Task brief ->
Each entry below is to be extracted exactly.

Dataset content ->
□ □ □ □ □ □ □
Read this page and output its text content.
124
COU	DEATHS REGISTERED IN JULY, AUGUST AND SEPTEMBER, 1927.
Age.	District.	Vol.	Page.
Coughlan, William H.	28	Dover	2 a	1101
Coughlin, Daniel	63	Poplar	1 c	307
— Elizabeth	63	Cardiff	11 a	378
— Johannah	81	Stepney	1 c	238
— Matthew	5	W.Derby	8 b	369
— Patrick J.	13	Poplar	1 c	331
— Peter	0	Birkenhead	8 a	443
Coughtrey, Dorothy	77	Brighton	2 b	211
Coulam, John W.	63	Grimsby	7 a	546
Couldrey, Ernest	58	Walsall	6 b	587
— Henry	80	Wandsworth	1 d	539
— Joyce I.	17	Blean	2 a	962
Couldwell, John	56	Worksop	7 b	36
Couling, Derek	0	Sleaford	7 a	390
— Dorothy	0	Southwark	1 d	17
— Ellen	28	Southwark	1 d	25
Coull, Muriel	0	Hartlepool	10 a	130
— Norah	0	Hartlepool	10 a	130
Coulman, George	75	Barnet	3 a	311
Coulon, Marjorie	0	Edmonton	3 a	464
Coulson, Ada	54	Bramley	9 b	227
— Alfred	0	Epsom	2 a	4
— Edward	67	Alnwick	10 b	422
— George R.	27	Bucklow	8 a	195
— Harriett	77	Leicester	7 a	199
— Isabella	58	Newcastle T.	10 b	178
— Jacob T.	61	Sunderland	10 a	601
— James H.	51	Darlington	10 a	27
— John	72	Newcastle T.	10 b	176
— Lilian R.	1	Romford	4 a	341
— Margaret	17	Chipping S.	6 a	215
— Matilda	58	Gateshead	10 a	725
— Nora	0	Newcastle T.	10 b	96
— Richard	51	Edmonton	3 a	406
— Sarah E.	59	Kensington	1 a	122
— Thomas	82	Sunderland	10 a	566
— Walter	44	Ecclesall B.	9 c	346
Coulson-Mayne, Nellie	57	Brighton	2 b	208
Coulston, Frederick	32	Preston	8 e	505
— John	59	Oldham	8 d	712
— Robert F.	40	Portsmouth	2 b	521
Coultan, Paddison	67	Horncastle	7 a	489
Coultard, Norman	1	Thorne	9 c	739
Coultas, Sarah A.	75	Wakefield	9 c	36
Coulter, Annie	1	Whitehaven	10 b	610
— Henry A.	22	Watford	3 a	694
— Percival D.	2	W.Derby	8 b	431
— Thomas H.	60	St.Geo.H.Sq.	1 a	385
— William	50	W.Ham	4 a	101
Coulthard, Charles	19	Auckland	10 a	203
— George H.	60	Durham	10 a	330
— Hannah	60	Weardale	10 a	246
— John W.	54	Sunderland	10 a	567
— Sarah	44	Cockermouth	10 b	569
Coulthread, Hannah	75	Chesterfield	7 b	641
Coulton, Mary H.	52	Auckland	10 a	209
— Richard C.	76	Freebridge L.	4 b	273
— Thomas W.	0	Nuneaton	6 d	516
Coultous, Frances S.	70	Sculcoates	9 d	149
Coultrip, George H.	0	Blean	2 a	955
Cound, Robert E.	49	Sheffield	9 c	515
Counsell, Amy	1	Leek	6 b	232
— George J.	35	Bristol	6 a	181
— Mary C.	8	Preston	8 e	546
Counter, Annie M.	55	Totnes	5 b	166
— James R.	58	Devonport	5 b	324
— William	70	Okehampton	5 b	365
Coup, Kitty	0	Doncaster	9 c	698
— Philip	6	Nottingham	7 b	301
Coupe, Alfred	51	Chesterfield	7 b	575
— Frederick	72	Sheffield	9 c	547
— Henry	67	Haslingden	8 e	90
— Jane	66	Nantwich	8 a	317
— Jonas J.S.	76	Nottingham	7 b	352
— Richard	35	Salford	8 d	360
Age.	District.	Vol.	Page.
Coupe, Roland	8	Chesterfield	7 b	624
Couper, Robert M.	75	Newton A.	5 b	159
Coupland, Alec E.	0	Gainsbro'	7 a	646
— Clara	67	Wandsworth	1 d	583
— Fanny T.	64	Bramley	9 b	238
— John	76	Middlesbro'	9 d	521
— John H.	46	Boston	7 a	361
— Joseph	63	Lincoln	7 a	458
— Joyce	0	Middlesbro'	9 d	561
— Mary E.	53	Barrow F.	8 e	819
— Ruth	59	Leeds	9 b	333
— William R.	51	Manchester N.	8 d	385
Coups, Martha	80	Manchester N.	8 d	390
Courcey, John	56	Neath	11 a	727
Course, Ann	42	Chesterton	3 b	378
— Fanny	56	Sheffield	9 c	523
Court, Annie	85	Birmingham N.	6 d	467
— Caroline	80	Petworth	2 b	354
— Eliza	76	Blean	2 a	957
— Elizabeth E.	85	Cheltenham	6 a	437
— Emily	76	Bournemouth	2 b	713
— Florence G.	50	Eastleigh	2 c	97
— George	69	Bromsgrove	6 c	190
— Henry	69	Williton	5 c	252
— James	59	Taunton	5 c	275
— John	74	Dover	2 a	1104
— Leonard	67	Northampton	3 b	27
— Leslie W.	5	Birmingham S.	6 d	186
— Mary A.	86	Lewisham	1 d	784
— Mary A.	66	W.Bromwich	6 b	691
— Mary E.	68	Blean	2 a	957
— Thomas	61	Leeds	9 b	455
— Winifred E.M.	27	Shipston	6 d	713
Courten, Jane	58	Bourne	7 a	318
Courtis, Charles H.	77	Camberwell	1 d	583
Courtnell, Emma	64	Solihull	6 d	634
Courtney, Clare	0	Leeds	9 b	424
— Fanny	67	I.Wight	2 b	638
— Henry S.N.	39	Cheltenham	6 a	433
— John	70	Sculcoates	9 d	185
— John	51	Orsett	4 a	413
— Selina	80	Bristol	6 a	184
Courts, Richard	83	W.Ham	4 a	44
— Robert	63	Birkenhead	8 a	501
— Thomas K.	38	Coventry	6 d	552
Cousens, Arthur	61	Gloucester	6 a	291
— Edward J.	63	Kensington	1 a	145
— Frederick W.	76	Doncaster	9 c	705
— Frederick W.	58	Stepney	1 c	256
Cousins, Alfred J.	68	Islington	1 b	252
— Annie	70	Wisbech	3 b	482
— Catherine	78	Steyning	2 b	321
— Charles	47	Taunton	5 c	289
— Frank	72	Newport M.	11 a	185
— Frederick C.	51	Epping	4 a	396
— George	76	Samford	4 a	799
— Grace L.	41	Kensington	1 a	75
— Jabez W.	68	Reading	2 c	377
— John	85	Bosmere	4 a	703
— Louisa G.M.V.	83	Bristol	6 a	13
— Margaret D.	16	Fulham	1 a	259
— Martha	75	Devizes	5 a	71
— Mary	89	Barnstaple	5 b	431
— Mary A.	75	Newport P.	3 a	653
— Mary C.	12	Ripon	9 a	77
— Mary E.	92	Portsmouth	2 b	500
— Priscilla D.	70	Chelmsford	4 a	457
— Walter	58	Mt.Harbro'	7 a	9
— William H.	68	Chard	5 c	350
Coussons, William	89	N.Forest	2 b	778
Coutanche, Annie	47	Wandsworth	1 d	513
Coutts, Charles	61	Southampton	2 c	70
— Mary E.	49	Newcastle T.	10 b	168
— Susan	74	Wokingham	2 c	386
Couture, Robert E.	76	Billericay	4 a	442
□ □ □ □ □ □ □
The result ->
Read this page and output its text content.
124
COU	DEATHS REGISTERED IN JULY, AUGUST AND SEPTEMBER, 1927.
Age.	District.	Vol.	Page.
Coughlan, William H.	28	Dover	2 a	1101
Coughlin, Daniel	63	Poplar	1 c	307
— Elizabeth	63	Cardiff	11 a	378
— Johannah	81	Stepney	1 c	238
— Matthew	5	W.Derby	8 b	369
— Patrick J.	13	Poplar	1 c	331
— Peter	0	Birkenhead	8 a	443
Coughtrey, Dorothy	77	Brighton	2 b	211
Coulam, John W.	63	Grimsby	7 a	546
Couldrey, Ernest	58	Walsall	6 b	587
— Henry	80	Wandsworth	1 d	539
— Joyce I.	17	Blean	2 a	962
Couldwell, John	56	Worksop	7 b	36
Couling, Derek	0	Sleaford	7 a	390
— Dorothy	0	Southwark	1 d	17
— Ellen	28	Southwark	1 d	25
Coull, Muriel	0	Hartlepool	10 a	130
— Norah	0	Hartlepool	10 a	130
Coulman, George	75	Barnet	3 a	311
Coulon, Marjorie	0	Edmonton	3 a	464
Coulson, Ada	54	Bramley	9 b	227
— Alfred	0	Epsom	2 a	4
— Edward	67	Alnwick	10 b	422
— George R.	27	Bucklow	8 a	195
— Harriett	77	Leicester	7 a	199
— Isabella	58	Newcastle T.	10 b	178
— Jacob T.	61	Sunderland	10 a	601
— James H.	51	Darlington	10 a	27
— John	72	Newcastle T.	10 b	176
— Lilian R.	1	Romford	4 a	341
— Margaret	17	Chipping S.	6 a	215
— Matilda	58	Gateshead	10 a	725
— Nora	0	Newcastle T.	10 b	96
— Richard	51	Edmonton	3 a	406
— Sarah E.	59	Kensington	1 a	122
— Thomas	82	Sunderland	10 a	566
— Walter	44	Ecclesall B.	9 c	346
Coulson-Mayne, Nellie	57	Brighton	2 b	208
Coulston, Frederick	32	Preston	8 e	505
— John	59	Oldham	8 d	712
— Robert F.	40	Portsmouth	2 b	521
Coultan, Paddison	67	Horncastle	7 a	489
Coultard, Norman	1	Thorne	9 c	739
Coultas, Sarah A.	75	Wakefield	9 c	36
Coulter, Annie	1	Whitehaven	10 b	610
— Henry A.	22	Watford	3 a	694
— Percival D.	2	W.Derby	8 b	431
— Thomas H.	60	St.Geo.H.Sq.	1 a	385
— William	50	W.Ham	4 a	101
Coulthard, Charles	19	Auckland	10 a	203
— George H.	60	Durham	10 a	330
— Hannah	60	Weardale	10 a	246
— John W.	54	Sunderland	10 a	567
— Sarah	44	Cockermouth	10 b	569
Coulthread, Hannah	75	Chesterfield	7 b	641
Coulton, Mary H.	52	Auckland	10 a	209
— Richard C.	76	Freebridge L.	4 b	273
— Thomas W.	0	Nuneaton	6 d	516
Coultous, Frances S.	70	Sculcoates	9 d	149
Coultrip, George H.	0	Blean	2 a	955
Cound, Robert E.	49	Sheffield	9 c	515
Counsell, Amy	1	Leek	6 b	232
— George J.	35	Bristol	6 a	181
— Mary C.	8	Preston	8 e	546
Counter, Annie M.	55	Totnes	5 b	166
— James R.	58	Devonport	5 b	324
— William	70	Okehampton	5 b	365
Coup, Kitty	0	Doncaster	9 c	698
— Philip	6	Nottingham	7 b	301
Coupe, Alfred	51	Chesterfield	7 b	575
— Frederick	72	Sheffield	9 c	547
— Henry	67	Haslingden	8 e	90
— Jane	66	Nantwich	8 a	317
— Jonas J.S.	76	Nottingham	7 b	352
— Richard	35	Salford	8 d	360
Age.	District.	Vol.	Page.
Coupe, Roland	8	Chesterfield	7 b	624
Couper, Robert M.	75	Newton A.	5 b	159
Coupland, Alec E.	0	Gainsbro'	7 a	646
— Clara	67	Wandsworth	1 d	583
— Fanny T.	64	Bramley	9 b	238
— John	76	Middlesbro'	9 d	521
— John H.	46	Boston	7 a	361
— Joseph	63	Lincoln	7 a	458
— Joyce	0	Middlesbro'	9 d	561
— Mary E.	53	Barrow F.	8 e	819
— Ruth	59	Leeds	9 b	333
— William R.	51	Manchester N.	8 d	385
Coups, Martha	80	Manchester N.	8 d	390
Courcey, John	56	Neath	11 a	727
Course, Ann	42	Chesterton	3 b	378
— Fanny	56	Sheffield	9 c	523
Court, Annie	85	Birmingham N.	6 d	467
— Caroline	80	Petworth	2 b	354
— Eliza	76	Blean	2 a	957
— Elizabeth E.	85	Cheltenham	6 a	437
— Emily	76	Bournemouth	2 b	713
— Florence G.	50	Eastleigh	2 c	97
— George	69	Bromsgrove	6 c	190
— Henry	69	Williton	5 c	252
— James	59	Taunton	5 c	275
— John	74	Dover	2 a	1104
— Leonard	67	Northampton	3 b	27
— Leslie W.	5	Birmingham S.	6 d	186
— Mary A.	86	Lewisham	1 d	784
— Mary A.	66	W.Bromwich	6 b	691
— Mary E.	68	Blean	2 a	957
— Thomas	61	Leeds	9 b	455
— Winifred E.M.	27	Shipston	6 d	713
Courten, Jane	58	Bourne	7 a	318
Courtis, Charles H.	77	Camberwell	1 d	583
Courtnell, Emma	64	Solihull	6 d	634
Courtney, Clare	0	Leeds	9 b	424
— Fanny	67	I.Wight	2 b	638
— Henry S.N.	39	Cheltenham	6 a	433
— John	70	Sculcoates	9 d	185
— John	51	Orsett	4 a	413
— Selina	80	Bristol	6 a	184
Courts, Richard	83	W.Ham	4 a	44
— Robert	63	Birkenhead	8 a	501
— Thomas K.	38	Coventry	6 d	552
Cousens, Arthur	61	Gloucester	6 a	291
— Edward J.	63	Kensington	1 a	145
— Frederick W.	76	Doncaster	9 c	705
— Frederick W.	58	Stepney	1 c	256
Cousins, Alfred J.	68	Islington	1 b	252
— Annie	70	Wisbech	3 b	482
— Catherine	78	Steyning	2 b	321
— Charles	47	Taunton	5 c	289
— Frank	72	Newport M.	11 a	185
— Frederick C.	51	Epping	4 a	396
— George	76	Samford	4 a	799
— Grace L.	41	Kensington	1 a	75
— Jabez W.	68	Reading	2 c	377
— John	85	Bosmere	4 a	703
— Louisa G.M.V.	83	Bristol	6 a	13
— Margaret D.	16	Fulham	1 a	259
— Martha	75	Devizes	5 a	71
— Mary	89	Barnstaple	5 b	431
— Mary A.	75	Newport P.	3 a	653
— Mary C.	12	Ripon	9 a	77
— Mary E.	92	Portsmouth	2 b	500
— Priscilla D.	70	Chelmsford	4 a	457
— Walter	58	Mt.Harbro'	7 a	9
— William H.	68	Chard	5 c	350
Coussons, William	89	N.Forest	2 b	778
Coutanche, Annie	47	Wandsworth	1 d	513
Coutts, Charles	61	Southampton	2 c	70
— Mary E.	49	Newcastle T.	10 b	168
— Susan	74	Wokingham	2 c	386
Couture, Robert E.	76	Billericay	4 a	442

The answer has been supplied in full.